» What you have to do
Write out the entries below once more, exactly, with the pictures left out.
++++++++++++++++++++
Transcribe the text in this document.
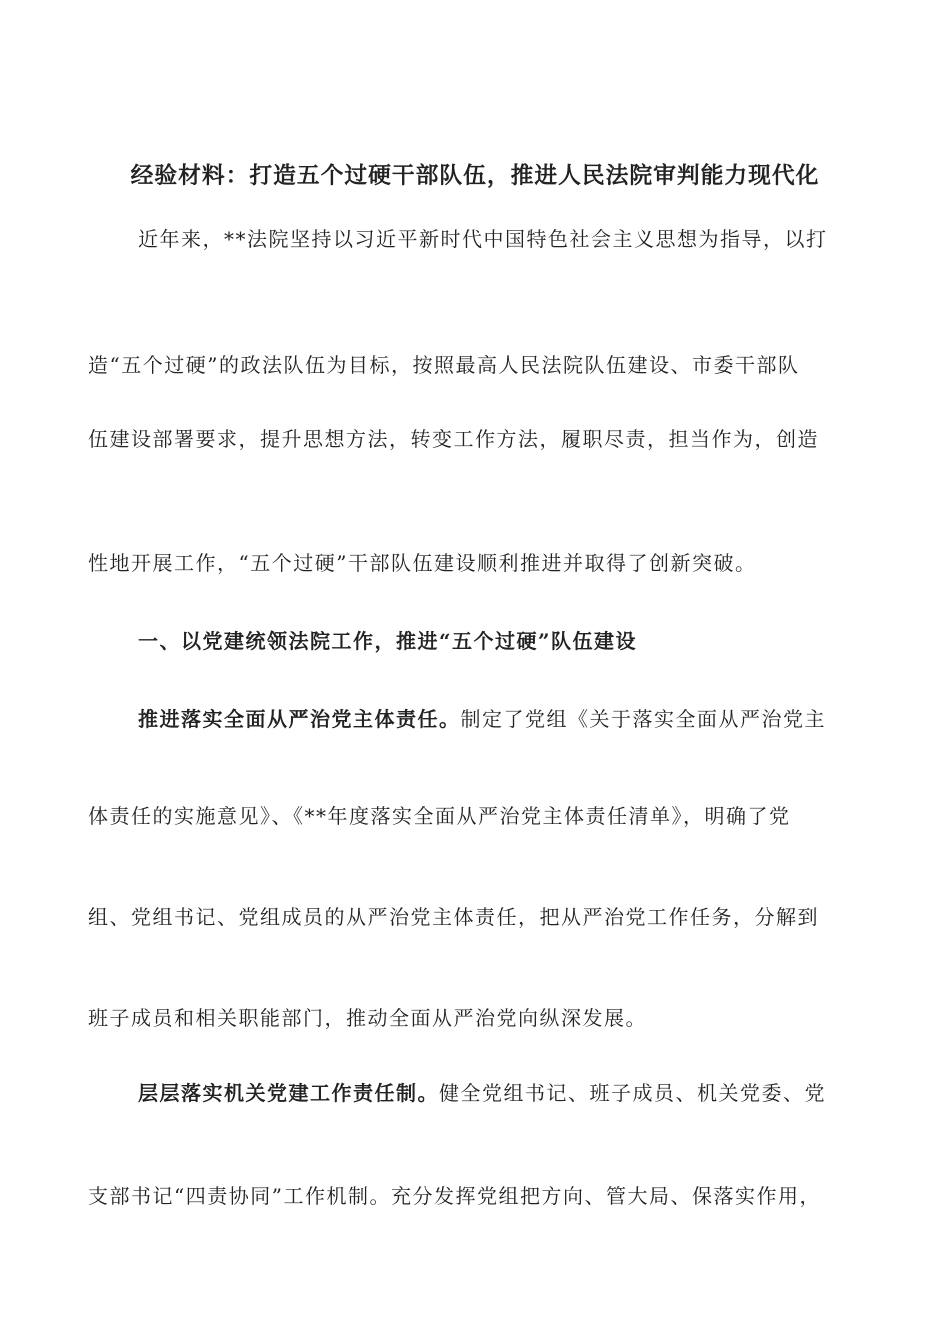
经验材料：打造五个过硬干部队伍，推进人民法院审判能力现代化
近年来，**法院坚持以习近平新时代中国特色社会主义思想为指导，以打
造“五个过硬”的政法队伍为目标，按照最高人民法院队伍建设、市委干部队
伍建设部署要求，提升思想方法，转变工作方法，履职尽责，担当作为，创造
性地开展工作，“五个过硬”干部队伍建设顺利推进并取得了创新突破。
一、以党建统领法院工作，推进“五个过硬”队伍建设
推进落实全面从严治党主体责任。制定了党组《关于落实全面从严治党主
体责任的实施意见》、《**年度落实全面从严治党主体责任清单》，明确了党
组、党组书记、党组成员的从严治党主体责任，把从严治党工作任务，分解到
班子成员和相关职能部门，推动全面从严治党向纵深发展。
层层落实机关党建工作责任制。健全党组书记、班子成员、机关党委、党
支部书记“四责协同”工作机制。充分发挥党组把方向、管大局、保落实作用，
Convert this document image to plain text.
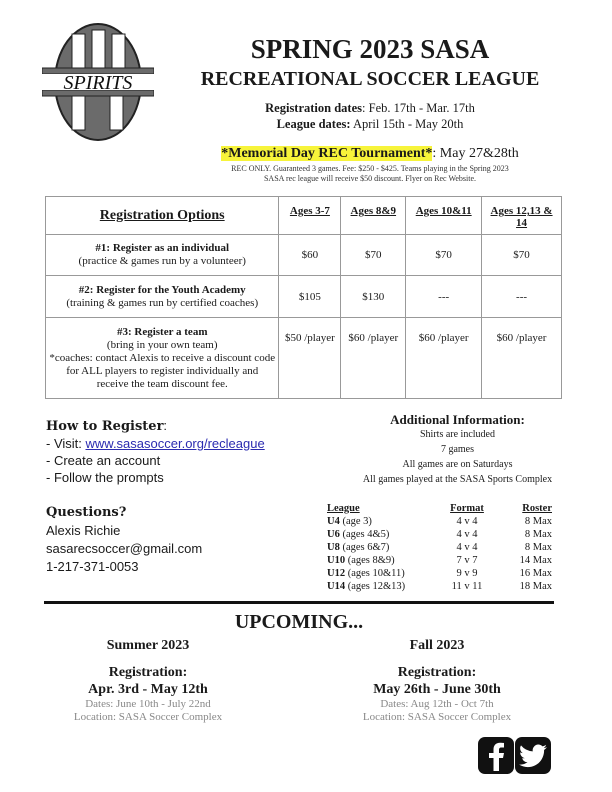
SPIRITS
SPRING 2023 SASA
RECREATIONAL SOCCER LEAGUE
Registration dates: Feb. 17th - Mar. 17th
League dates: April 15th - May 20th
*Memorial Day REC Tournament*: May 27&28th
REC ONLY. Guaranteed 3 games. Fee: $250 - $425. Teams playing in the Spring 2023
SASA rec league will receive $50 discount. Flyer on Rec Website.
Registration Options	Ages 3-7	Ages 8&9	Ages 10&11	Ages 12,13 & 14
#1: Register as an individual
(practice & games run by a volunteer)	$60	$70	$70	$70
#2: Register for the Youth Academy
(training & games run by certified coaches)	$105	$130	---	---
#3: Register a team
(bring in your own team)
*coaches: contact Alexis to receive a discount code for ALL players to register individually and receive the team discount fee.	$50 /player	$60 /player	$60 /player	$60 /player
How to Register:
- Visit: www.sasasoccer.org/recleague
- Create an account
- Follow the prompts
Questions?
Alexis Richie
sasarecsoccer@gmail.com
1-217-371-0053
Additional Information:
Shirts are included
7 games
All games are on Saturdays
All games played at the SASA Sports Complex
League	Format	Roster
U4 (age 3)	4 v 4	8 Max
U6 (ages 4&5)	4 v 4	8 Max
U8 (ages 6&7)	4 v 4	8 Max
U10 (ages 8&9)	7 v 7	14 Max
U12 (ages 10&11)	9 v 9	16 Max
U14 (ages 12&13)	11 v 11	18 Max
UPCOMING...
Summer 2023
Registration:
Apr. 3rd - May 12th
Dates: June 10th - July 22nd
Location: SASA Soccer Complex
Fall 2023
Registration:
May 26th - June 30th
Dates: Aug 12th - Oct 7th
Location: SASA Soccer Complex
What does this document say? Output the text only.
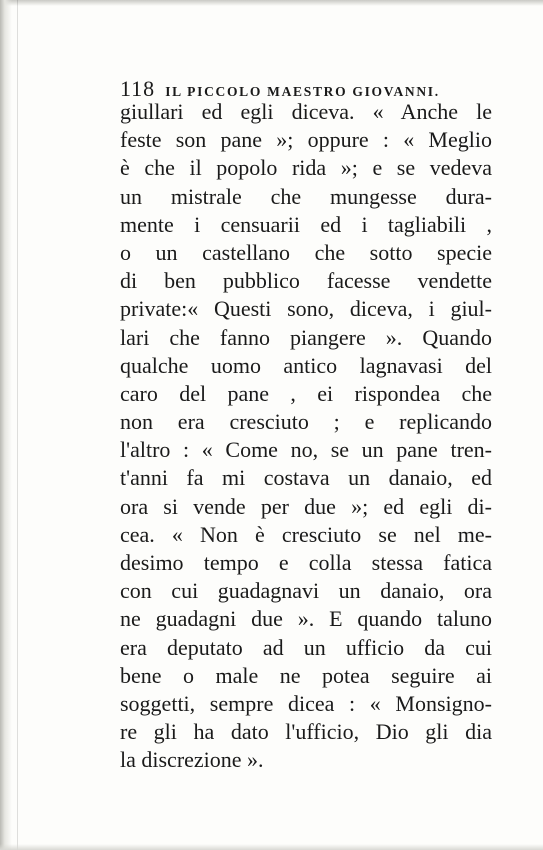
118 IL PICCOLO MAESTRO GIOVANNI.
giullari ed egli diceva. « Anche le
feste son pane »; oppure : « Meglio
è che il popolo rida »; e se vedeva
un mistrale che mungesse dura-
mente i censuarii ed i tagliabili ,
o un castellano che sotto specie
di ben pubblico facesse vendette
private:« Questi sono, diceva, i giul-
lari che fanno piangere ». Quando
qualche uomo antico lagnavasi del
caro del pane , ei rispondea che
non era cresciuto ; e replicando
l'altro : « Come no, se un pane tren-
t'anni fa mi costava un danaio, ed
ora si vende per due »; ed egli di-
cea. « Non è cresciuto se nel me-
desimo tempo e colla stessa fatica
con cui guadagnavi un danaio, ora
ne guadagni due ». E quando taluno
era deputato ad un ufficio da cui
bene o male ne potea seguire ai
soggetti, sempre dicea : « Monsigno-
re gli ha dato l'ufficio, Dio gli dia
la discrezione ».
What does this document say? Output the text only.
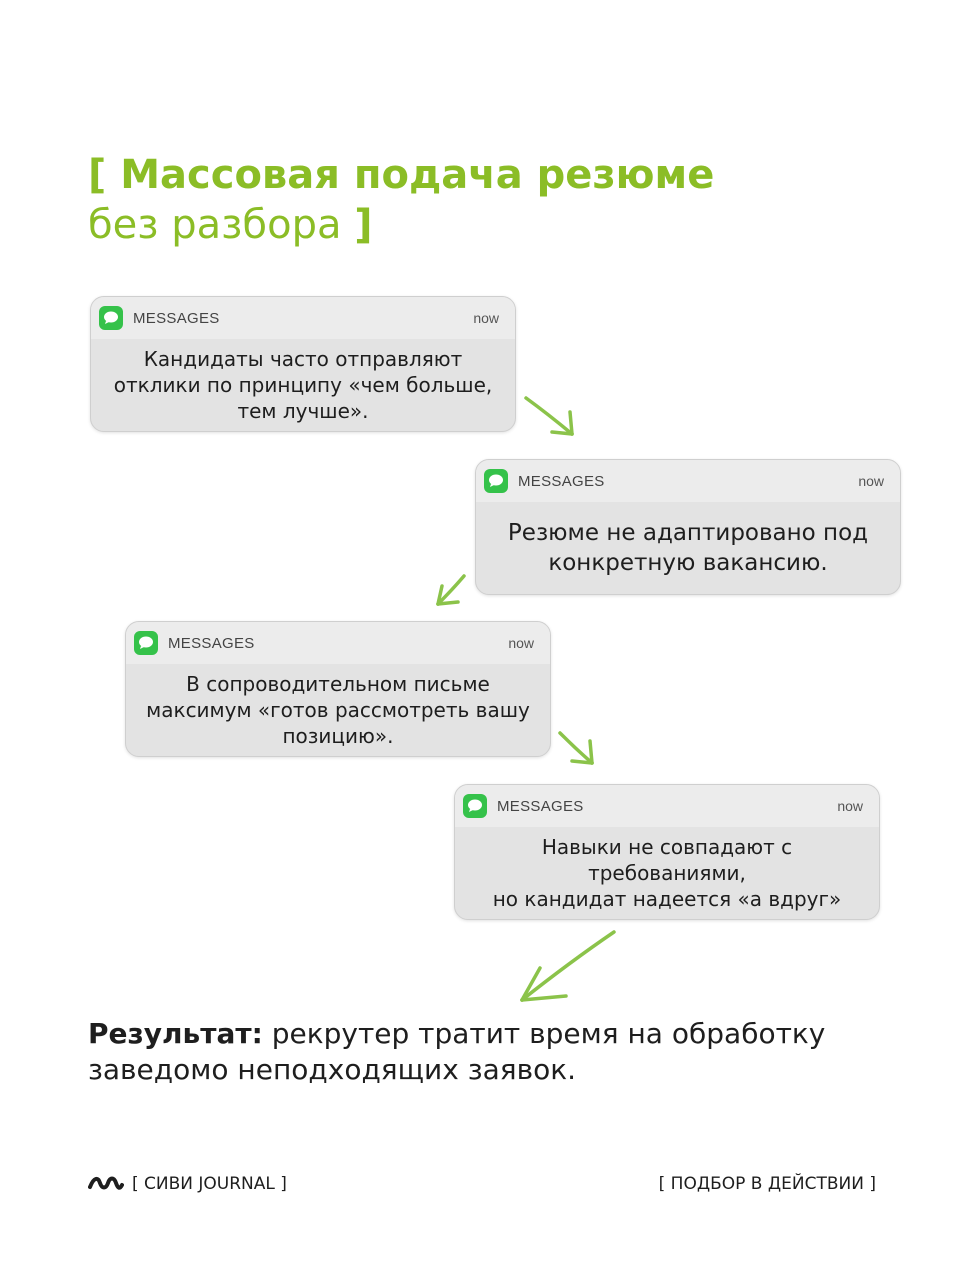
[ Массовая подача резюме
без разбора ]
MESSAGES	now
Кандидаты часто отправляют
отклики по принципу «чем больше,
тем лучше».
MESSAGES	now
Резюме не адаптировано под
конкретную вакансию.
MESSAGES	now
В сопроводительном письме
максимум «готов рассмотреть вашу
позицию».
MESSAGES	now
Навыки не совпадают с
требованиями,
но кандидат надеется «а вдруг»

Результат: рекрутер тратит время на обработку заведомо неподходящих заявок.

[ СИВИ JOURNAL ]	[ ПОДБОР В ДЕЙСТВИИ ]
++++++++++++++++++++
» Reply to the task
Transcribe the text in this document.
经验材料：打造五个过硬干部队伍，推进人民法院审判能力现代化
近年来，**法院坚持以习近平新时代中国特色社会主义思想为指导，以打
造“五个过硬”的政法队伍为目标，按照最高人民法院队伍建设、市委干部队
伍建设部署要求，提升思想方法，转变工作方法，履职尽责，担当作为，创造
性地开展工作，“五个过硬”干部队伍建设顺利推进并取得了创新突破。
一、以党建统领法院工作，推进“五个过硬”队伍建设
推进落实全面从严治党主体责任。制定了党组《关于落实全面从严治党主
体责任的实施意见》、《**年度落实全面从严治党主体责任清单》，明确了党
组、党组书记、党组成员的从严治党主体责任，把从严治党工作任务，分解到
班子成员和相关职能部门，推动全面从严治党向纵深发展。
层层落实机关党建工作责任制。健全党组书记、班子成员、机关党委、党
支部书记“四责协同”工作机制。充分发挥党组把方向、管大局、保落实作用，
Convert this document image to plain text.
SPIRITS
SPRING 2023 SASA
RECREATIONAL SOCCER LEAGUE
Registration dates: Feb. 17th - Mar. 17th
League dates: April 15th - May 20th
*Memorial Day REC Tournament*: May 27&28th
REC ONLY. Guaranteed 3 games. Fee: $250 - $425. Teams playing in the Spring 2023
SASA rec league will receive $50 discount. Flyer on Rec Website.
Registration Options	Ages 3-7	Ages 8&9	Ages 10&11	Ages 12,13 & 14
#1: Register as an individual
(practice & games run by a volunteer)	$60	$70	$70	$70
#2: Register for the Youth Academy
(training & games run by certified coaches)	$105	$130	---	---
#3: Register a team
(bring in your own team)
*coaches: contact Alexis to receive a discount code for ALL players to register individually and receive the team discount fee.	$50 /player	$60 /player	$60 /player	$60 /player
How to Register:
- Visit: www.sasasoccer.org/recleague
- Create an account
- Follow the prompts
Questions?
Alexis Richie
sasarecsoccer@gmail.com
1-217-371-0053
Additional Information:
Shirts are included
7 games
All games are on Saturdays
All games played at the SASA Sports Complex
League	Format	Roster
U4 (age 3)	4 v 4	8 Max
U6 (ages 4&5)	4 v 4	8 Max
U8 (ages 6&7)	4 v 4	8 Max
U10 (ages 8&9)	7 v 7	14 Max
U12 (ages 10&11)	9 v 9	16 Max
U14 (ages 12&13)	11 v 11	18 Max
UPCOMING...
Summer 2023
Registration:
Apr. 3rd - May 12th
Dates: June 10th - July 22nd
Location: SASA Soccer Complex
Fall 2023
Registration:
May 26th - June 30th
Dates: Aug 12th - Oct 7th
Location: SASA Soccer Complex
What does this document say? Output the text only.
118 IL PICCOLO MAESTRO GIOVANNI.
giullari ed egli diceva. « Anche le
feste son pane »; oppure : « Meglio
è che il popolo rida »; e se vedeva
un mistrale che mungesse dura-
mente i censuarii ed i tagliabili ,
o un castellano che sotto specie
di ben pubblico facesse vendette
private:« Questi sono, diceva, i giul-
lari che fanno piangere ». Quando
qualche uomo antico lagnavasi del
caro del pane , ei rispondea che
non era cresciuto ; e replicando
l'altro : « Come no, se un pane tren-
t'anni fa mi costava un danaio, ed
ora si vende per due »; ed egli di-
cea. « Non è cresciuto se nel me-
desimo tempo e colla stessa fatica
con cui guadagnavi un danaio, ora
ne guadagni due ». E quando taluno
era deputato ad un ufficio da cui
bene o male ne potea seguire ai
soggetti, sempre dicea : « Monsigno-
re gli ha dato l'ufficio, Dio gli dia
la discrezione ».
What does this document say? Output the text only.
[ Массовая подача резюме
без разбора ]
MESSAGES	now
Кандидаты часто отправляют
отклики по принципу «чем больше,
тем лучше».
MESSAGES	now
Резюме не адаптировано под
конкретную вакансию.
MESSAGES	now
В сопроводительном письме
максимум «готов рассмотреть вашу
позицию».
MESSAGES	now
Навыки не совпадают с
требованиями,
но кандидат надеется «а вдруг»

Результат: рекрутер тратит время на обработку заведомо неподходящих заявок.

[ СИВИ JOURNAL ]	[ ПОДБОР В ДЕЙСТВИИ ]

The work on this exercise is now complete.